• Data entries:
§

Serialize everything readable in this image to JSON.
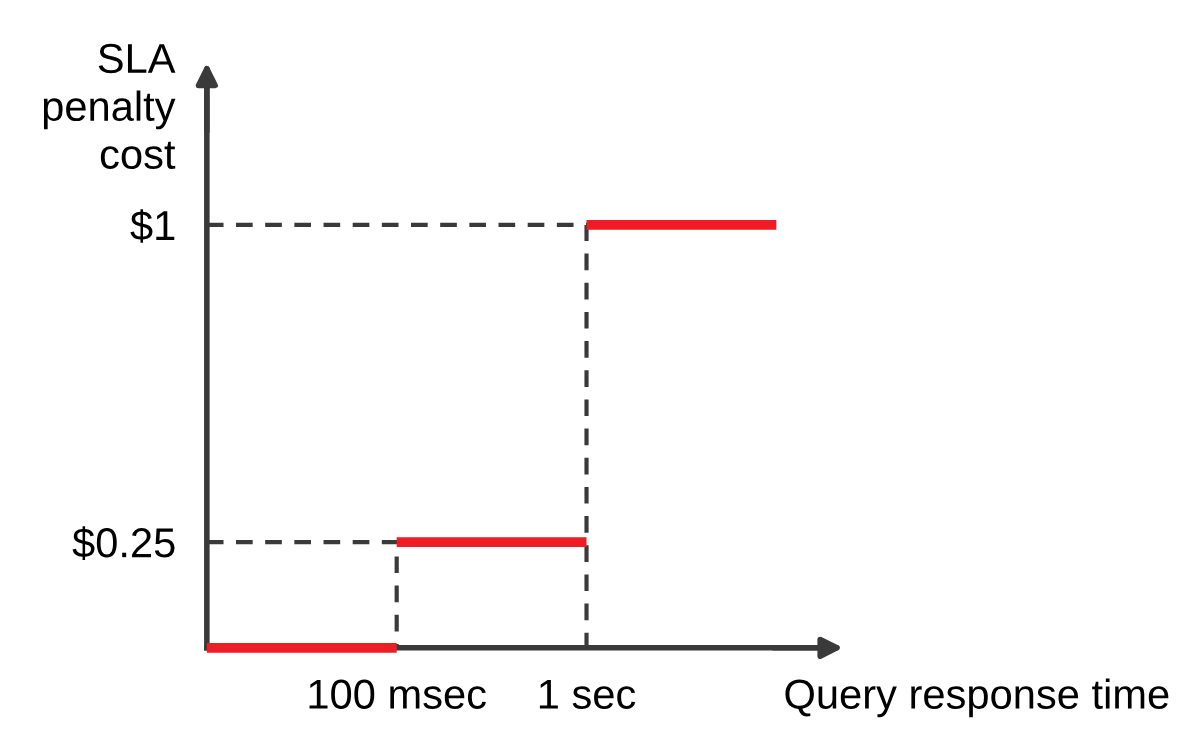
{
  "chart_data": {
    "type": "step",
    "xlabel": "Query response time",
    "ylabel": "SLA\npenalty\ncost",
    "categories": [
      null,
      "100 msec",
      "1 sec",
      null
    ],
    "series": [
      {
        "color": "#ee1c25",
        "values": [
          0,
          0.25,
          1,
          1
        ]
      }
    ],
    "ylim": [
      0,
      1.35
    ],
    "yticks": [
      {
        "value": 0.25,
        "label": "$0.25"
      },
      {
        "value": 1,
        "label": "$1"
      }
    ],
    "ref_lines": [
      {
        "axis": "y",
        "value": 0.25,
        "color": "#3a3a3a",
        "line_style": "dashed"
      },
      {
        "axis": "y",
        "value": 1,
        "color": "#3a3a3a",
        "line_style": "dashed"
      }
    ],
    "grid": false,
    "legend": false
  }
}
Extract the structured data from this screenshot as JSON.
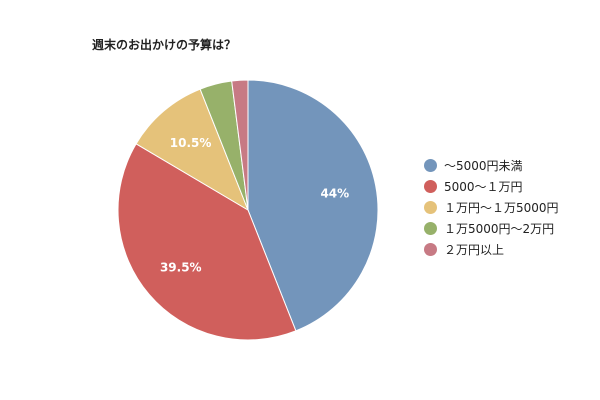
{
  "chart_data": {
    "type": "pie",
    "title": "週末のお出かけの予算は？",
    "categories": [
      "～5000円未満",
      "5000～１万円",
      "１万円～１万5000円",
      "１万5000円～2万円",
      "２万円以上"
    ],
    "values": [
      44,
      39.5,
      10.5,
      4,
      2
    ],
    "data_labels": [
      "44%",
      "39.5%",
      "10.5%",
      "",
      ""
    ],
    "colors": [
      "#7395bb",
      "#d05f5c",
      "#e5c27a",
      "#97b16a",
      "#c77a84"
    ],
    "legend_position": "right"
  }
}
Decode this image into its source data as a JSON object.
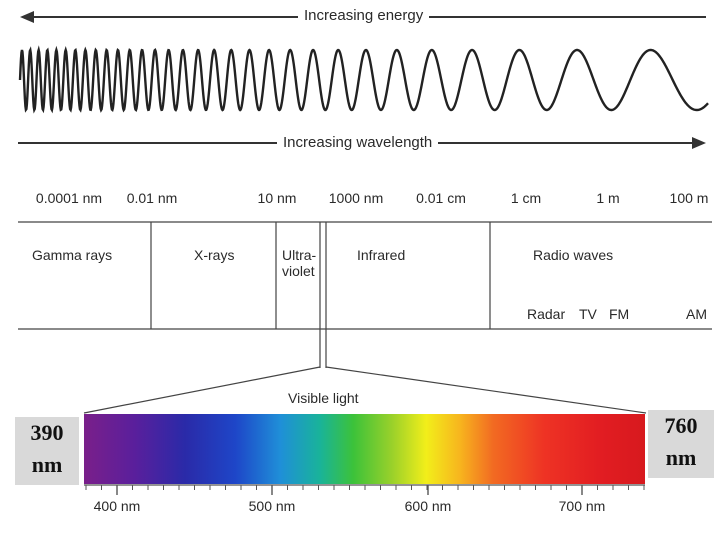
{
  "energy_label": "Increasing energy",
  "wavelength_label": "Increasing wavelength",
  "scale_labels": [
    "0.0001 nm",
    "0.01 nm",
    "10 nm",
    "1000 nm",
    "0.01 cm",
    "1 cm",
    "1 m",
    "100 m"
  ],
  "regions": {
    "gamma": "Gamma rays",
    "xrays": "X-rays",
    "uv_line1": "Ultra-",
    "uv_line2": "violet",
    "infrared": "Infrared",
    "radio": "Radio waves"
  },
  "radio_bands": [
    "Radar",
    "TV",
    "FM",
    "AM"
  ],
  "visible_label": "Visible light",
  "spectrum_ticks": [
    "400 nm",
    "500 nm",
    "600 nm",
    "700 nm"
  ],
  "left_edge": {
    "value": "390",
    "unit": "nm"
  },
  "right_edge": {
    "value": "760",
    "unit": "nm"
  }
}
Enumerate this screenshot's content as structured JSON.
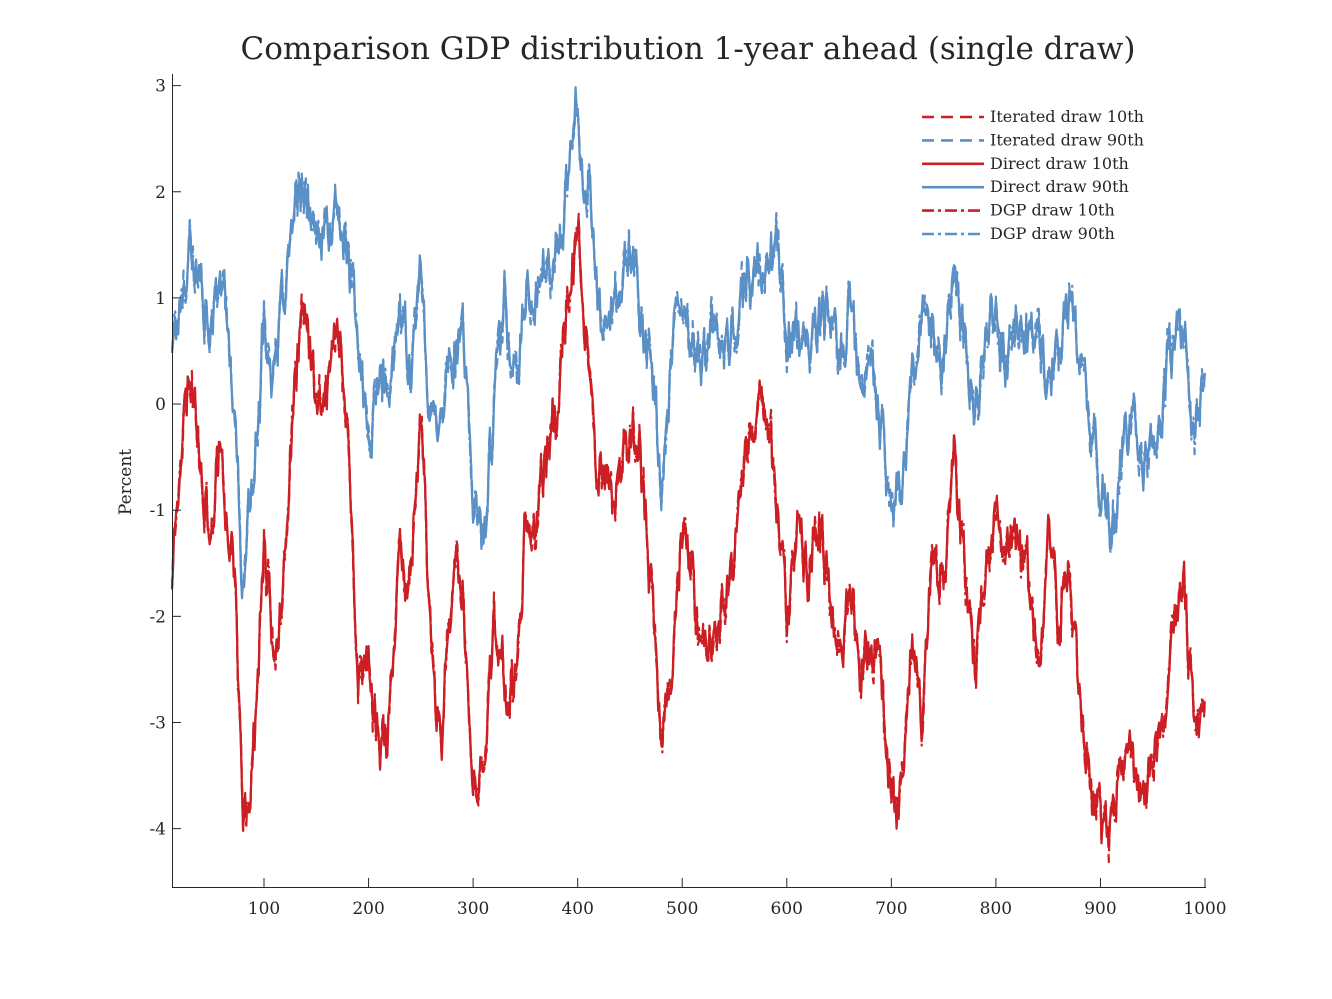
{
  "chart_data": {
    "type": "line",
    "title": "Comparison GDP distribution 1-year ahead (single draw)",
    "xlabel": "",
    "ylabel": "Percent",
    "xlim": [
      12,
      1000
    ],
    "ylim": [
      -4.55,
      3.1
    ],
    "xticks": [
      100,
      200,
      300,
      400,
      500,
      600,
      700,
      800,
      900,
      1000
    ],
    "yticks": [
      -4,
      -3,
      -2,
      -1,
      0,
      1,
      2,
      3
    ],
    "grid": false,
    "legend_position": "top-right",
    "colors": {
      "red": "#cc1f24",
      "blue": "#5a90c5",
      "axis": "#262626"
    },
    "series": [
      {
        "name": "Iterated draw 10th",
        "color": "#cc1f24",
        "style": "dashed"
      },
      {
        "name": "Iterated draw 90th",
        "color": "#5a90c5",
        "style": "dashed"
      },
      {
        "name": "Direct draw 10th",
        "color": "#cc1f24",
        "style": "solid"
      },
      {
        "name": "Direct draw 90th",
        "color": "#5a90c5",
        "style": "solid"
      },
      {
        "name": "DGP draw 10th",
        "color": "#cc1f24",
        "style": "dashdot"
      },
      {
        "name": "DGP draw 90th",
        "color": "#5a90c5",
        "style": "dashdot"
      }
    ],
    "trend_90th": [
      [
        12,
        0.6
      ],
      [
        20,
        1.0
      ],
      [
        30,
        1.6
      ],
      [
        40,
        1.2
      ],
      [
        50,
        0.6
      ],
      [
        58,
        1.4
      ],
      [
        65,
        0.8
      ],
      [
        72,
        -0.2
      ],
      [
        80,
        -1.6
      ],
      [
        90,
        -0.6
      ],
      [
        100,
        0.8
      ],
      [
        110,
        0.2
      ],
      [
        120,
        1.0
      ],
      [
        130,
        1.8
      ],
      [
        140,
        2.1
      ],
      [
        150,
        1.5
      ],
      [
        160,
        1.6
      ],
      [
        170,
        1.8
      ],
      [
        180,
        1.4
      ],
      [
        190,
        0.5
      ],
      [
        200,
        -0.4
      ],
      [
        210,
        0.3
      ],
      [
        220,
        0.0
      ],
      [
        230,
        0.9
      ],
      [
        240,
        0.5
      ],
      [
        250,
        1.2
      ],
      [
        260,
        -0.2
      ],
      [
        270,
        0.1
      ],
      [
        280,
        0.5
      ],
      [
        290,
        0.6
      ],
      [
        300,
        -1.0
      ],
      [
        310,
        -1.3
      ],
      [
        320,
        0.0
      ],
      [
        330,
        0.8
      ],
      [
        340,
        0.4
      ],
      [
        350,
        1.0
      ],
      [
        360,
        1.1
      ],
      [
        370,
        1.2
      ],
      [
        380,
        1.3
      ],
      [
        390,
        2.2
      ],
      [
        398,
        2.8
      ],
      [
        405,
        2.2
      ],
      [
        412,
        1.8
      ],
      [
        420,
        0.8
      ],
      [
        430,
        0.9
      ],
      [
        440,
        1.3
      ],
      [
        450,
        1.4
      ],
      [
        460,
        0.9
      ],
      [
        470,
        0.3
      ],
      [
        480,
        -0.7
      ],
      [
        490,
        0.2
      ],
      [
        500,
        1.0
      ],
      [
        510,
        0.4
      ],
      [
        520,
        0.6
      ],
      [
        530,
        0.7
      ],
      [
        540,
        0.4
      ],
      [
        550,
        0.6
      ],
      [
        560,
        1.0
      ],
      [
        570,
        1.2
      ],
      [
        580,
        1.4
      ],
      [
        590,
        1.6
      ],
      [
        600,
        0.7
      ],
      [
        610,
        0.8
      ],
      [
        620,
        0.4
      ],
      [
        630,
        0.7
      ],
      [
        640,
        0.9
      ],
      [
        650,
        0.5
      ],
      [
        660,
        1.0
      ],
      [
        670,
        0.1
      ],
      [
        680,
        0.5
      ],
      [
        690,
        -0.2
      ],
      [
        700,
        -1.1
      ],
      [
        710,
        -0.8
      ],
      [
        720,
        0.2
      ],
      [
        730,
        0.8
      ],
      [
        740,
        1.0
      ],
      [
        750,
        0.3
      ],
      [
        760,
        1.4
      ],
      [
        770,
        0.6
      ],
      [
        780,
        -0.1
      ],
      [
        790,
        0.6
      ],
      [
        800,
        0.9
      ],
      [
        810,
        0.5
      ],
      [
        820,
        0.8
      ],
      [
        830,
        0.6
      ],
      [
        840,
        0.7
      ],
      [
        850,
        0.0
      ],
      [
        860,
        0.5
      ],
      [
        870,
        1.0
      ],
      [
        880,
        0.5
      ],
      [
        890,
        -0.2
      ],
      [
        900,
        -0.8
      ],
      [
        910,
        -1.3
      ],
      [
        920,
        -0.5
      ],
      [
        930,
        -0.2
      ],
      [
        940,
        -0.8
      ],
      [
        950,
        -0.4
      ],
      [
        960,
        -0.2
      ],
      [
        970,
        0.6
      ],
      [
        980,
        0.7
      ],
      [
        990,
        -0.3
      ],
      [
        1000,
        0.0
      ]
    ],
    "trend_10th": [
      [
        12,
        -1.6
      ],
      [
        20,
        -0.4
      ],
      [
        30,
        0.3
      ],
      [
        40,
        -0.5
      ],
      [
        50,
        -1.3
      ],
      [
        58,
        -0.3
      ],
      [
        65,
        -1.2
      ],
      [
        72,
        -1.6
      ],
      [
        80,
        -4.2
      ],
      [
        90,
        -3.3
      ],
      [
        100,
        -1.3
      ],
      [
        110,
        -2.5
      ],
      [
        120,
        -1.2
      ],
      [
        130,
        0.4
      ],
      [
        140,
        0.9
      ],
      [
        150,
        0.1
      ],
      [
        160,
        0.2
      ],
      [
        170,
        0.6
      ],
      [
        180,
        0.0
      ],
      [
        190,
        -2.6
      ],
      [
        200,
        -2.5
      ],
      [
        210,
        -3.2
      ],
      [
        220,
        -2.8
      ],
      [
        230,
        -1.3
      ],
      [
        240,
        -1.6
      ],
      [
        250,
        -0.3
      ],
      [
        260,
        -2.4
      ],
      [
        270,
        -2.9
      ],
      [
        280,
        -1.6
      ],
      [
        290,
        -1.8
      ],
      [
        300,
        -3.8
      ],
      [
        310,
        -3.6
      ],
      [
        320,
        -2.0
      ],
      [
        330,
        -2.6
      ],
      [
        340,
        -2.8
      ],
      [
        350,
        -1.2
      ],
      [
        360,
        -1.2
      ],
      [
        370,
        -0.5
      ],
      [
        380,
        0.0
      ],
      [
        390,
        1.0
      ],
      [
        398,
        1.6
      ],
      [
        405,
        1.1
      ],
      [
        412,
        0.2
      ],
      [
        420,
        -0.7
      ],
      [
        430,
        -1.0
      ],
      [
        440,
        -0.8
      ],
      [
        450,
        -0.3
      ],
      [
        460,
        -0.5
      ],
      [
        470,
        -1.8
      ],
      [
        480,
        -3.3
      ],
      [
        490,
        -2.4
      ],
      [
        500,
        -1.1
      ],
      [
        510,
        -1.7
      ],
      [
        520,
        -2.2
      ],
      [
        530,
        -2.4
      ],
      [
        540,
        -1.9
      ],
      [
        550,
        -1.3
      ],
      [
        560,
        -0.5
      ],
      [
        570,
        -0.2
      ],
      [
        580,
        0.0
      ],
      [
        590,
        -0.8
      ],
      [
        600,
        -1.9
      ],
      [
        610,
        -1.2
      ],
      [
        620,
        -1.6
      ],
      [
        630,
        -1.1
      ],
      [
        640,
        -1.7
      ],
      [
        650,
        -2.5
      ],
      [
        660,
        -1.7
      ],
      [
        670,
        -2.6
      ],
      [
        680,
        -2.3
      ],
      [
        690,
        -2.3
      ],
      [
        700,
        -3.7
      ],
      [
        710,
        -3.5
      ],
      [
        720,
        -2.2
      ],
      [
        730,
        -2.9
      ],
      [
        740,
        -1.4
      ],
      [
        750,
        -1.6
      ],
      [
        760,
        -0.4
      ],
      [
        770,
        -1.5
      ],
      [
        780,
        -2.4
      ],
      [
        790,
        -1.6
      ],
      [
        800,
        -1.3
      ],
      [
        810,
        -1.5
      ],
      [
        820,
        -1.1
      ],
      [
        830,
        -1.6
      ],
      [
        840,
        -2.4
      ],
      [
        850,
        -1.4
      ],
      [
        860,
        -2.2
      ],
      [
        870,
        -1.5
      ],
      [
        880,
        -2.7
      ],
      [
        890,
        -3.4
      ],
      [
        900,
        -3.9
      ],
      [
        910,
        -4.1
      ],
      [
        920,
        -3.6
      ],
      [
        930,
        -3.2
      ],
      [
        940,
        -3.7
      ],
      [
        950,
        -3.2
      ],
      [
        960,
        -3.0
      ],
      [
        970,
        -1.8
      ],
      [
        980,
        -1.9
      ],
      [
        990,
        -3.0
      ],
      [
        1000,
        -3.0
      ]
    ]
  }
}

§

• Your task:
Where a line of the material above holds the string "name", copy that line.

• Completed exercise:
        "name": "Iterated draw 10th",
        "name": "Iterated draw 90th",
        "name": "Direct draw 10th",
        "name": "Direct draw 90th",
        "name": "DGP draw 10th",
        "name": "DGP draw 90th",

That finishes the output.